## Given request
Identify the lines that contain the string "Canis" and copy all of them.

#### Records to use

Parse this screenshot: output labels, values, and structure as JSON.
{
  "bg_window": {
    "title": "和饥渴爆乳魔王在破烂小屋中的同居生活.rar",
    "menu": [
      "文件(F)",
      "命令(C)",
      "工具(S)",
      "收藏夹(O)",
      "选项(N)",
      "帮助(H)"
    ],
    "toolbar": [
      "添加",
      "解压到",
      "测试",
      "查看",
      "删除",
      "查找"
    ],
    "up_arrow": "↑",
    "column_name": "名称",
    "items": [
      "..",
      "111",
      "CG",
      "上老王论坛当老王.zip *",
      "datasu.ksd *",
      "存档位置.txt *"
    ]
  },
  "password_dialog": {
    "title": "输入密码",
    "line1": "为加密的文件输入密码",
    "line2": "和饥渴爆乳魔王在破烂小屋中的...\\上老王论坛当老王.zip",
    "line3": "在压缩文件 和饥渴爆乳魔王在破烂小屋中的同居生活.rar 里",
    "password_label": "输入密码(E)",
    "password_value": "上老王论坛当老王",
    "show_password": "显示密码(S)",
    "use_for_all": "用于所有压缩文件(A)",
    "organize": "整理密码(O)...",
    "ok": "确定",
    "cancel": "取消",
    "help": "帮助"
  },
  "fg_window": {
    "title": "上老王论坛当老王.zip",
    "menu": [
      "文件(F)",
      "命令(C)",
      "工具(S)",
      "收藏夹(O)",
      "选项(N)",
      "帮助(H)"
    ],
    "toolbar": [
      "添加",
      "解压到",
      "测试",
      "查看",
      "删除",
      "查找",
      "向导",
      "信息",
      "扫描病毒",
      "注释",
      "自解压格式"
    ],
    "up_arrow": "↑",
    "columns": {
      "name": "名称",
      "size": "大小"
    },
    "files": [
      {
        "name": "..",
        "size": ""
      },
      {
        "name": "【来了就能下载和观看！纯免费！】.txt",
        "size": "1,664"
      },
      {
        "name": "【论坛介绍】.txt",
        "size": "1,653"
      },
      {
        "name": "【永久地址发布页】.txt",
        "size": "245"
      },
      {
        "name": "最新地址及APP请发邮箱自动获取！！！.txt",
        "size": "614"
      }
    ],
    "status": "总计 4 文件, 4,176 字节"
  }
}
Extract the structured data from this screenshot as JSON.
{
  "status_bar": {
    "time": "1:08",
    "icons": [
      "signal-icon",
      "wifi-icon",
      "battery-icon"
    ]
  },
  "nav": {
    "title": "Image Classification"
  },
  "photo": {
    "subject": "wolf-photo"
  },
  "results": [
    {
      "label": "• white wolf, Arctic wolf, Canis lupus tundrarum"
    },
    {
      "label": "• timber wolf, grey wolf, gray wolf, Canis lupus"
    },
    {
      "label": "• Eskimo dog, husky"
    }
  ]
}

########
#### Records to use

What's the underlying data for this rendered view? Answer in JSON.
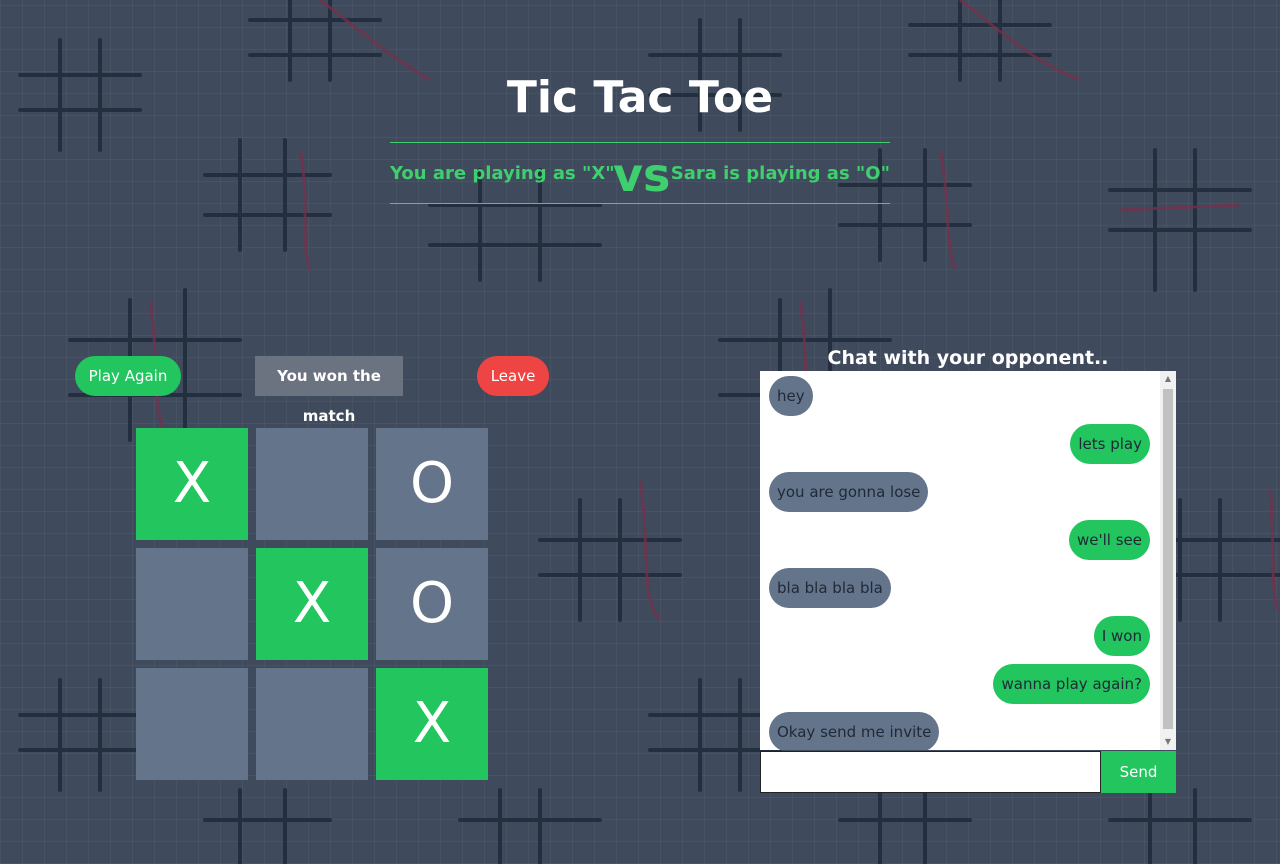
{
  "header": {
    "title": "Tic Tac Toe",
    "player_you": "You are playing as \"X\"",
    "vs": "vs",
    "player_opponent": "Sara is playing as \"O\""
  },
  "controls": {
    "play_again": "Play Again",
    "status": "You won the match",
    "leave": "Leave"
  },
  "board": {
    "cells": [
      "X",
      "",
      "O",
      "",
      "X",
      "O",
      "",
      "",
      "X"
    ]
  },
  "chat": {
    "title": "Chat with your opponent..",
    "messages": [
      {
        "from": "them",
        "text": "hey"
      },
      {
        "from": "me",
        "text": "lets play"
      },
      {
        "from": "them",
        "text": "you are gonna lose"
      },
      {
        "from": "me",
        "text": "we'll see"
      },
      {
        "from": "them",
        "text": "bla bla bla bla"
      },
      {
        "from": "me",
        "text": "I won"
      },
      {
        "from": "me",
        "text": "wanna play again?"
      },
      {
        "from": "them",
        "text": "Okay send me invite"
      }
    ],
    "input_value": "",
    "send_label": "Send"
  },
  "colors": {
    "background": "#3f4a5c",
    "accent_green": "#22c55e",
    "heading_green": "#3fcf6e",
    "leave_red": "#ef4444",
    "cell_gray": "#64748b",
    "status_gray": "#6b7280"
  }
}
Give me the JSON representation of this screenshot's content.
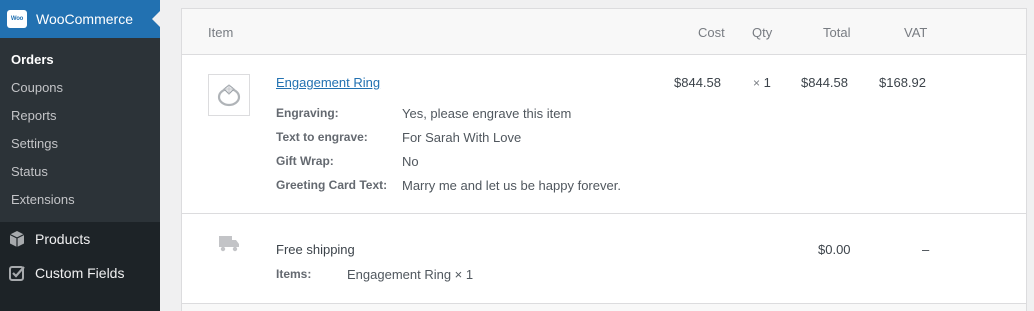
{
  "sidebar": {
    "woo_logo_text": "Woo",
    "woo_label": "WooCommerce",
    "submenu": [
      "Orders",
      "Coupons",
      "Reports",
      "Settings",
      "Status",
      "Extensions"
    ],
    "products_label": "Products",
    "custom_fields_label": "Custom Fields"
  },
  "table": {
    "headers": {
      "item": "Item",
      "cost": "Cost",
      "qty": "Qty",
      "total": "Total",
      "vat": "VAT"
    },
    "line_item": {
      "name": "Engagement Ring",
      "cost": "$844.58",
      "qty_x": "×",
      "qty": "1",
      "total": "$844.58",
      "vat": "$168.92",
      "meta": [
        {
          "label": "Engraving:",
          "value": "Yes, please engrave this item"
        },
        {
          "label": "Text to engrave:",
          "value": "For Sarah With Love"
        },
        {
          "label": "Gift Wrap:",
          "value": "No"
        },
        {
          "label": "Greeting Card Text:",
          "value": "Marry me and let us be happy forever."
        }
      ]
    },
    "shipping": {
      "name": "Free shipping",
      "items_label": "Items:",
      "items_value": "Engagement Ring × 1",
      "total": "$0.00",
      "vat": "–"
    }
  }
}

########

## Full solution
      "label": "• white wolf, Arctic wolf, Canis lupus tundrarum"
      "label": "• timber wolf, grey wolf, gray wolf, Canis lupus"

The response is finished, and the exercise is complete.